- Exercise directions:
Extract all lines containing "Avenue".
──────── Material for this task
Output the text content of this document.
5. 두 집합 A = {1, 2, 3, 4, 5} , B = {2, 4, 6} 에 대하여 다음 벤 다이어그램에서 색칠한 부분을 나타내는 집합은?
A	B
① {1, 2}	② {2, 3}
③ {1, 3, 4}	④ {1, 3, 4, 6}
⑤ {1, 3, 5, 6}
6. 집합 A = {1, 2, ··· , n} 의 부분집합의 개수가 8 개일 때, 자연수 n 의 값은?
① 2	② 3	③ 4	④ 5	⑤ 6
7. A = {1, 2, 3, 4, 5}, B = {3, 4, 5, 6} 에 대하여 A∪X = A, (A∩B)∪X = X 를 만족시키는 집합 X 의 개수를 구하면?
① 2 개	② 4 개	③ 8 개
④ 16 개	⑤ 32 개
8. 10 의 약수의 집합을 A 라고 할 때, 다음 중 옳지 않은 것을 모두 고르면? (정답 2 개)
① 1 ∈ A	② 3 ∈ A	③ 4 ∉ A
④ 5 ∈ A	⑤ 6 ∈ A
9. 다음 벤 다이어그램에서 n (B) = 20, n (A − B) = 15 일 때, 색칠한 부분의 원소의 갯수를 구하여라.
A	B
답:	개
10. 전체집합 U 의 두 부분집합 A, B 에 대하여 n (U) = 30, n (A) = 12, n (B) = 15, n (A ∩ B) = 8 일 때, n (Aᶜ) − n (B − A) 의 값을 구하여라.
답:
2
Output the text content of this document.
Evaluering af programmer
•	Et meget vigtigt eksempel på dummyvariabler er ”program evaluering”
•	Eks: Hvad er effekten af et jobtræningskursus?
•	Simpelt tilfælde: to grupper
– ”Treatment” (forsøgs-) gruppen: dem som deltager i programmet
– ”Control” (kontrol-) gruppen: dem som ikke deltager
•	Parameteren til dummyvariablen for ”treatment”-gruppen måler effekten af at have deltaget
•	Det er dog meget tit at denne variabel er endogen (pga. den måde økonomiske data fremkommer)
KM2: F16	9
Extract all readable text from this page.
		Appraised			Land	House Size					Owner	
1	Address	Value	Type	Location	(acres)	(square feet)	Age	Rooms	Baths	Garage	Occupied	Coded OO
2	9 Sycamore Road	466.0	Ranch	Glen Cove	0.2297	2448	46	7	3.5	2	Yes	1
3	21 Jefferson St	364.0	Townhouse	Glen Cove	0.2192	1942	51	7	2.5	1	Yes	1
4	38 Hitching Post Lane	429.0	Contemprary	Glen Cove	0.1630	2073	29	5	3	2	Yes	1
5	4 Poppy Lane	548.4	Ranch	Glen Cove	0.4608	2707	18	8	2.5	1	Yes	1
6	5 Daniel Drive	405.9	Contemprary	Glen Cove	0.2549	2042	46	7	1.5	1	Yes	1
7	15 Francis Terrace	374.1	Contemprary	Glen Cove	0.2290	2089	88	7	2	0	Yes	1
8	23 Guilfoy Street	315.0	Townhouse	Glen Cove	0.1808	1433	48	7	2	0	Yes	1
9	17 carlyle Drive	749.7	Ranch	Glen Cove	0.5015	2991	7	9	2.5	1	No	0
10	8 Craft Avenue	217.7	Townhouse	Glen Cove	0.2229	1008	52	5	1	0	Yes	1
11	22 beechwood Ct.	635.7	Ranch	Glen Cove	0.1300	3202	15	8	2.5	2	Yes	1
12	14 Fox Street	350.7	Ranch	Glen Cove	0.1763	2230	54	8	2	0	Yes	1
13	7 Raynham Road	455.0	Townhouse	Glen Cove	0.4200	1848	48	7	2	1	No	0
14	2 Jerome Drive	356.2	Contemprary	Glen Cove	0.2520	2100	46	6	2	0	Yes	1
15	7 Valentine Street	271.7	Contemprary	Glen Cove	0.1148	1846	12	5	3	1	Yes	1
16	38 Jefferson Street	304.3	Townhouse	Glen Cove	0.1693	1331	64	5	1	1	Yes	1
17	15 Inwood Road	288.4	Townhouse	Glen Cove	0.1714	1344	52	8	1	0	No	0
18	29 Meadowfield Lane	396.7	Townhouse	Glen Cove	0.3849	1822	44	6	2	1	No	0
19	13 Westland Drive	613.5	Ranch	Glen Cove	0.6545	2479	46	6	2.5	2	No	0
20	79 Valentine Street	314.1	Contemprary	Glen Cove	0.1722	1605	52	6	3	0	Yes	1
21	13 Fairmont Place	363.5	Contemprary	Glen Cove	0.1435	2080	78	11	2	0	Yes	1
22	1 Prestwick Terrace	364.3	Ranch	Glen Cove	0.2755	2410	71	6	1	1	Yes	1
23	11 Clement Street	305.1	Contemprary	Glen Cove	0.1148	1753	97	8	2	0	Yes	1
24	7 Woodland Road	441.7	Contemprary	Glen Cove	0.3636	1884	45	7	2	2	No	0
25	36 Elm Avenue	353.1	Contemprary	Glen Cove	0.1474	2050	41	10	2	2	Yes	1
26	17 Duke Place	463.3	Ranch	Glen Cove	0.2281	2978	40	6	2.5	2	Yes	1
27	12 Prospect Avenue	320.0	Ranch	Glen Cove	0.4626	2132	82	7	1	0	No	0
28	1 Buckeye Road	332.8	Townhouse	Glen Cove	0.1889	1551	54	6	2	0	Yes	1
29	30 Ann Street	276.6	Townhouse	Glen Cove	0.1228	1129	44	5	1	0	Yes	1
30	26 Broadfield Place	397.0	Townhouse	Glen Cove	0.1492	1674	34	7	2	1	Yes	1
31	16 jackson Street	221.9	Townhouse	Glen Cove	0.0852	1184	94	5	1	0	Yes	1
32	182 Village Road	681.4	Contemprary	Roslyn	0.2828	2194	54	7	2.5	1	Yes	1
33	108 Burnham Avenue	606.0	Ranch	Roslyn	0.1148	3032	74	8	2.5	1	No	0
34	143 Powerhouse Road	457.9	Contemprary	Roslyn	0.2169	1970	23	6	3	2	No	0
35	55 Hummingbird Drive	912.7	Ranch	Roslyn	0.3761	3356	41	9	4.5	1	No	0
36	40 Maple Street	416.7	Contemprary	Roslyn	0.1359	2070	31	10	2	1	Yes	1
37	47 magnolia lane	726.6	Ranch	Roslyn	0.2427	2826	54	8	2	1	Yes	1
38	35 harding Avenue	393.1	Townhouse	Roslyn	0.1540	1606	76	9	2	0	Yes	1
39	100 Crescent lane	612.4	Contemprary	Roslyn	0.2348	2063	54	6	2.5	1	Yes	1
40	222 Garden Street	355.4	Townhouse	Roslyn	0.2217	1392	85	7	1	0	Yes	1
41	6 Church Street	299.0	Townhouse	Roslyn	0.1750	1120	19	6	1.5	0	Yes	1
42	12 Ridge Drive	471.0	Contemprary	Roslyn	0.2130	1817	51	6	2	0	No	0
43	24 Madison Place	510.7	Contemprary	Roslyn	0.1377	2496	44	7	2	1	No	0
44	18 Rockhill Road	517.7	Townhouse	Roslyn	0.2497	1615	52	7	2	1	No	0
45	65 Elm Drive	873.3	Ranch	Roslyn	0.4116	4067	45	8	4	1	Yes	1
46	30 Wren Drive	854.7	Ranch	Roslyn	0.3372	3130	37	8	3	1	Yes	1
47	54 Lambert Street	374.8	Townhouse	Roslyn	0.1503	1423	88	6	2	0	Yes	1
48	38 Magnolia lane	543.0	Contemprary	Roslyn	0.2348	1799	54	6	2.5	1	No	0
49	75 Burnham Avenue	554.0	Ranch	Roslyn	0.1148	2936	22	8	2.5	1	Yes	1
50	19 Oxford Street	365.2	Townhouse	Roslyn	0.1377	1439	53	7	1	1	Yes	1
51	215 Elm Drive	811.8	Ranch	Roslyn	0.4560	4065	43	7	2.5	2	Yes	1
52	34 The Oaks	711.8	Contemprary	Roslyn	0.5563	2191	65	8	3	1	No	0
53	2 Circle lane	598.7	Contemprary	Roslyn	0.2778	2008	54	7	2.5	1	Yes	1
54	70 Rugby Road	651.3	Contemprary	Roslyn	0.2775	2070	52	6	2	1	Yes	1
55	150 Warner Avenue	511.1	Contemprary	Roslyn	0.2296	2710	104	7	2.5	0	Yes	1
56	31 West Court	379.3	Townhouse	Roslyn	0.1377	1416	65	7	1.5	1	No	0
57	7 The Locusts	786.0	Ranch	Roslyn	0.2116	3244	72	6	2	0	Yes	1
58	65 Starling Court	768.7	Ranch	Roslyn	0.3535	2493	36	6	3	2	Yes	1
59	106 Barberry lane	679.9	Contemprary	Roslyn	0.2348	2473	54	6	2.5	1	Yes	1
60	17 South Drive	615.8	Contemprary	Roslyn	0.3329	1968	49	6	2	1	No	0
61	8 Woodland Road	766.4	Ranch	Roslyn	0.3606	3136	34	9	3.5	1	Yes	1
────────────────
- Answer to this task:
10	8 Craft Avenue	217.7	Townhouse	Glen Cove	0.2229	1008	52	5	1	0	Yes	1
25	36 Elm Avenue	353.1	Contemprary	Glen Cove	0.1474	2050	41	10	2	2	Yes	1
27	12 Prospect Avenue	320.0	Ranch	Glen Cove	0.4626	2132	82	7	1	0	No	0
33	108 Burnham Avenue	606.0	Ranch	Roslyn	0.1148	3032	74	8	2.5	1	No	0
38	35 harding Avenue	393.1	Townhouse	Roslyn	0.1540	1606	76	9	2	0	Yes	1
49	75 Burnham Avenue	554.0	Ranch	Roslyn	0.1148	2936	22	8	2.5	1	Yes	1
55	150 Warner Avenue	511.1	Contemprary	Roslyn	0.2296	2710	104	7	2.5	0	Yes	1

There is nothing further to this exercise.